#### [Problem requirements]
Set down all of the entries word for word, omitting the images they contain.

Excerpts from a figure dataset
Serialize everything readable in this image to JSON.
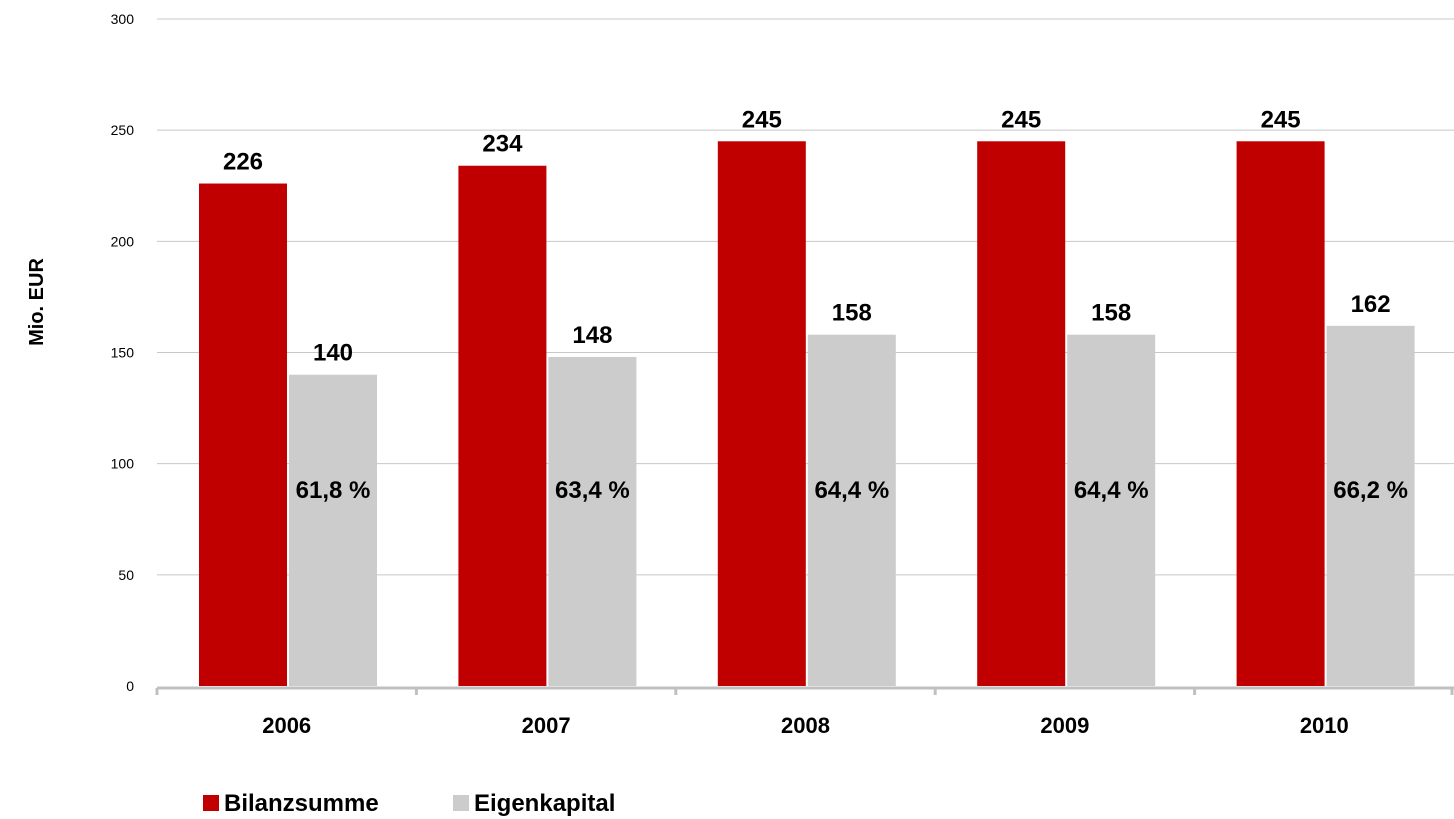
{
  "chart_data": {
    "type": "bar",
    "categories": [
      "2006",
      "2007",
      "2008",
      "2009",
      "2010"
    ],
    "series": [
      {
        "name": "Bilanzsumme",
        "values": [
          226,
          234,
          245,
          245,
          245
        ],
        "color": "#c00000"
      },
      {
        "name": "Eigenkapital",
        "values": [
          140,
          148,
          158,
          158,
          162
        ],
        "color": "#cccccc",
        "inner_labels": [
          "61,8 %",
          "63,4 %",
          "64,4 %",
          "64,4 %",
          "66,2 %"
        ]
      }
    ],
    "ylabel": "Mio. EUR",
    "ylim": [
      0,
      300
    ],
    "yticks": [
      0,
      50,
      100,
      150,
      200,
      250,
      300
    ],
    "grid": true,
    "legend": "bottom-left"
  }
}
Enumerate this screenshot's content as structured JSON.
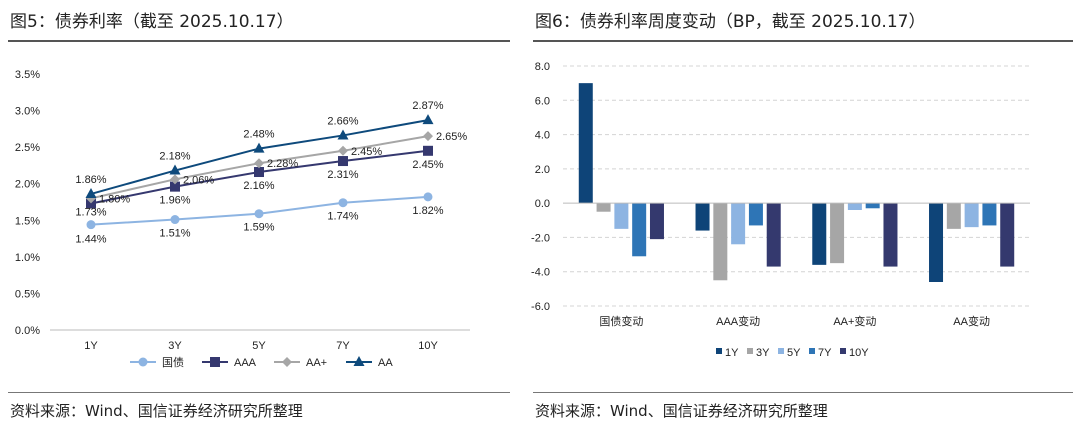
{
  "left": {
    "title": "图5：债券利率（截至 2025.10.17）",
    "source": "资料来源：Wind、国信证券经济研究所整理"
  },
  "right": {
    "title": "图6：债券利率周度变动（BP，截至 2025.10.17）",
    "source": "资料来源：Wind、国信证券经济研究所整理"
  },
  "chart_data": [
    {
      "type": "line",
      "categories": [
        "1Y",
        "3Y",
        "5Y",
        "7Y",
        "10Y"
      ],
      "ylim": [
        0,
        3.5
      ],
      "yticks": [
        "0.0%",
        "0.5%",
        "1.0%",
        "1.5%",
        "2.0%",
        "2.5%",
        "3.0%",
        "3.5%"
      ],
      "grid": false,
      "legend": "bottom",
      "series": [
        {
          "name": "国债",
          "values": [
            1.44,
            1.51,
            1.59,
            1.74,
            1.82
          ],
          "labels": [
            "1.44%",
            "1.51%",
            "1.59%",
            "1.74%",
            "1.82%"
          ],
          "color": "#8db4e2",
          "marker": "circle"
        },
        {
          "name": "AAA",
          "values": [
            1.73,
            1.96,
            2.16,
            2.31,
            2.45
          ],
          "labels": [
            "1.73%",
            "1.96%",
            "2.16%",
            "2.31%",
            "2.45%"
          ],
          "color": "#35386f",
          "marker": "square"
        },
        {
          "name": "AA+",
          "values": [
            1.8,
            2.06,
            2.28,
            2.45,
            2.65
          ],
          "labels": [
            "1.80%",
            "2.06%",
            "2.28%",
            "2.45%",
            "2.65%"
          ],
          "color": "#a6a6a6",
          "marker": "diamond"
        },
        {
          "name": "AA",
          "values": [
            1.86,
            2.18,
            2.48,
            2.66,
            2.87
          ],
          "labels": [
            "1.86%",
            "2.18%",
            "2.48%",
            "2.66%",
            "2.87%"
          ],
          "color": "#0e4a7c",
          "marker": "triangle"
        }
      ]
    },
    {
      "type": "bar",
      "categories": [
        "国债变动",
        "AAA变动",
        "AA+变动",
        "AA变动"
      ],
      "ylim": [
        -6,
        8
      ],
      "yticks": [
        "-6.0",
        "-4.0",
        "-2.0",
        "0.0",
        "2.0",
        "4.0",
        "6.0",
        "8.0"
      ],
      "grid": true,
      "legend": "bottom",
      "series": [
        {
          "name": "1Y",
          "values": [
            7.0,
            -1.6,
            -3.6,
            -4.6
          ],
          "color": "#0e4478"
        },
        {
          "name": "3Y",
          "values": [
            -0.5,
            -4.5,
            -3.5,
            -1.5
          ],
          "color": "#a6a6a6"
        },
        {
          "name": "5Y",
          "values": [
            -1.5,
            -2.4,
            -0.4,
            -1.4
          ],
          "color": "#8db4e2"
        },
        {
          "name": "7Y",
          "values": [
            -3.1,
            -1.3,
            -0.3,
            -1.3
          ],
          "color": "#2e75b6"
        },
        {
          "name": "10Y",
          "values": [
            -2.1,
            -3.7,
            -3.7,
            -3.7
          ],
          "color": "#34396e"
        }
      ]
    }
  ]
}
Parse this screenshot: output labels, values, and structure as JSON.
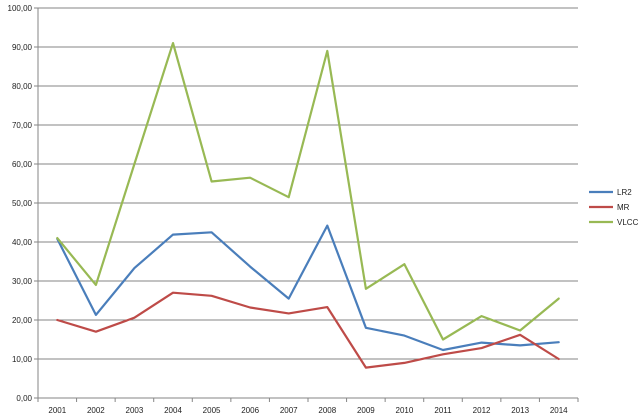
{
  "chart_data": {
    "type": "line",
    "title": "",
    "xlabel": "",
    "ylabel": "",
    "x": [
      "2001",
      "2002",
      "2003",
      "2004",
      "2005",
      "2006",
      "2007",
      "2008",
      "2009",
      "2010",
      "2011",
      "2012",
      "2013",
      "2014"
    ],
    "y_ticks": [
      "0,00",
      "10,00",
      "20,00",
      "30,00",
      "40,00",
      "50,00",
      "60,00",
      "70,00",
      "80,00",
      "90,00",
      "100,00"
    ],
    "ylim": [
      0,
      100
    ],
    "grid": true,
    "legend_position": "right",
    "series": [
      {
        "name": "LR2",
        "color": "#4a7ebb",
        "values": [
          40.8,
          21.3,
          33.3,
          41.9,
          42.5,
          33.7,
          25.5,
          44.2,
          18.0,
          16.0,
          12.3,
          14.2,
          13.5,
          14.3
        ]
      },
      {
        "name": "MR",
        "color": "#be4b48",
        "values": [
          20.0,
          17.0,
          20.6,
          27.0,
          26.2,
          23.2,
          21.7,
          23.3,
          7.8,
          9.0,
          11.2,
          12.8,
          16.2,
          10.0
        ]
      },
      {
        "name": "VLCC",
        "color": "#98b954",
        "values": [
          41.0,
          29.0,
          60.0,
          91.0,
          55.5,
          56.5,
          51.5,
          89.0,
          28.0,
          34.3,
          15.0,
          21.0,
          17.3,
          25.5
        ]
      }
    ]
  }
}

#### [Written reply]
Serialize everything readable in this image to JSON.
{
  "chart_data": {
    "type": "bar",
    "categories": [
      "2006",
      "2007",
      "2008",
      "2009",
      "2010"
    ],
    "series": [
      {
        "name": "Bilanzsumme",
        "values": [
          226,
          234,
          245,
          245,
          245
        ],
        "color": "#c00000"
      },
      {
        "name": "Eigenkapital",
        "values": [
          140,
          148,
          158,
          158,
          162
        ],
        "color": "#cccccc",
        "inner_labels": [
          "61,8 %",
          "63,4 %",
          "64,4 %",
          "64,4 %",
          "66,2 %"
        ]
      }
    ],
    "ylabel": "Mio. EUR",
    "ylim": [
      0,
      300
    ],
    "yticks": [
      0,
      50,
      100,
      150,
      200,
      250,
      300
    ],
    "grid": true,
    "legend": "bottom-left"
  }
}
Enumerate this screenshot's content as structured JSON.
{
  "left": {
    "title": "图5：债券利率（截至 2025.10.17）",
    "source": "资料来源：Wind、国信证券经济研究所整理"
  },
  "right": {
    "title": "图6：债券利率周度变动（BP，截至 2025.10.17）",
    "source": "资料来源：Wind、国信证券经济研究所整理"
  },
  "chart_data": [
    {
      "type": "line",
      "categories": [
        "1Y",
        "3Y",
        "5Y",
        "7Y",
        "10Y"
      ],
      "ylim": [
        0,
        3.5
      ],
      "yticks": [
        "0.0%",
        "0.5%",
        "1.0%",
        "1.5%",
        "2.0%",
        "2.5%",
        "3.0%",
        "3.5%"
      ],
      "grid": false,
      "legend": "bottom",
      "series": [
        {
          "name": "国债",
          "values": [
            1.44,
            1.51,
            1.59,
            1.74,
            1.82
          ],
          "labels": [
            "1.44%",
            "1.51%",
            "1.59%",
            "1.74%",
            "1.82%"
          ],
          "color": "#8db4e2",
          "marker": "circle"
        },
        {
          "name": "AAA",
          "values": [
            1.73,
            1.96,
            2.16,
            2.31,
            2.45
          ],
          "labels": [
            "1.73%",
            "1.96%",
            "2.16%",
            "2.31%",
            "2.45%"
          ],
          "color": "#35386f",
          "marker": "square"
        },
        {
          "name": "AA+",
          "values": [
            1.8,
            2.06,
            2.28,
            2.45,
            2.65
          ],
          "labels": [
            "1.80%",
            "2.06%",
            "2.28%",
            "2.45%",
            "2.65%"
          ],
          "color": "#a6a6a6",
          "marker": "diamond"
        },
        {
          "name": "AA",
          "values": [
            1.86,
            2.18,
            2.48,
            2.66,
            2.87
          ],
          "labels": [
            "1.86%",
            "2.18%",
            "2.48%",
            "2.66%",
            "2.87%"
          ],
          "color": "#0e4a7c",
          "marker": "triangle"
        }
      ]
    },
    {
      "type": "bar",
      "categories": [
        "国债变动",
        "AAA变动",
        "AA+变动",
        "AA变动"
      ],
      "ylim": [
        -6,
        8
      ],
      "yticks": [
        "-6.0",
        "-4.0",
        "-2.0",
        "0.0",
        "2.0",
        "4.0",
        "6.0",
        "8.0"
      ],
      "grid": true,
      "legend": "bottom",
      "series": [
        {
          "name": "1Y",
          "values": [
            7.0,
            -1.6,
            -3.6,
            -4.6
          ],
          "color": "#0e4478"
        },
        {
          "name": "3Y",
          "values": [
            -0.5,
            -4.5,
            -3.5,
            -1.5
          ],
          "color": "#a6a6a6"
        },
        {
          "name": "5Y",
          "values": [
            -1.5,
            -2.4,
            -0.4,
            -1.4
          ],
          "color": "#8db4e2"
        },
        {
          "name": "7Y",
          "values": [
            -3.1,
            -1.3,
            -0.3,
            -1.3
          ],
          "color": "#2e75b6"
        },
        {
          "name": "10Y",
          "values": [
            -2.1,
            -3.7,
            -3.7,
            -3.7
          ],
          "color": "#34396e"
        }
      ]
    }
  ]
}
Parse this screenshot: output labels, values, and structure as JSON.
{
  "chart_data": {
    "type": "line",
    "title": "",
    "xlabel": "",
    "ylabel": "",
    "x": [
      "2001",
      "2002",
      "2003",
      "2004",
      "2005",
      "2006",
      "2007",
      "2008",
      "2009",
      "2010",
      "2011",
      "2012",
      "2013",
      "2014"
    ],
    "y_ticks": [
      "0,00",
      "10,00",
      "20,00",
      "30,00",
      "40,00",
      "50,00",
      "60,00",
      "70,00",
      "80,00",
      "90,00",
      "100,00"
    ],
    "ylim": [
      0,
      100
    ],
    "grid": true,
    "legend_position": "right",
    "series": [
      {
        "name": "LR2",
        "color": "#4a7ebb",
        "values": [
          40.8,
          21.3,
          33.3,
          41.9,
          42.5,
          33.7,
          25.5,
          44.2,
          18.0,
          16.0,
          12.3,
          14.2,
          13.5,
          14.3
        ]
      },
      {
        "name": "MR",
        "color": "#be4b48",
        "values": [
          20.0,
          17.0,
          20.6,
          27.0,
          26.2,
          23.2,
          21.7,
          23.3,
          7.8,
          9.0,
          11.2,
          12.8,
          16.2,
          10.0
        ]
      },
      {
        "name": "VLCC",
        "color": "#98b954",
        "values": [
          41.0,
          29.0,
          60.0,
          91.0,
          55.5,
          56.5,
          51.5,
          89.0,
          28.0,
          34.3,
          15.0,
          21.0,
          17.3,
          25.5
        ]
      }
    ]
  }
}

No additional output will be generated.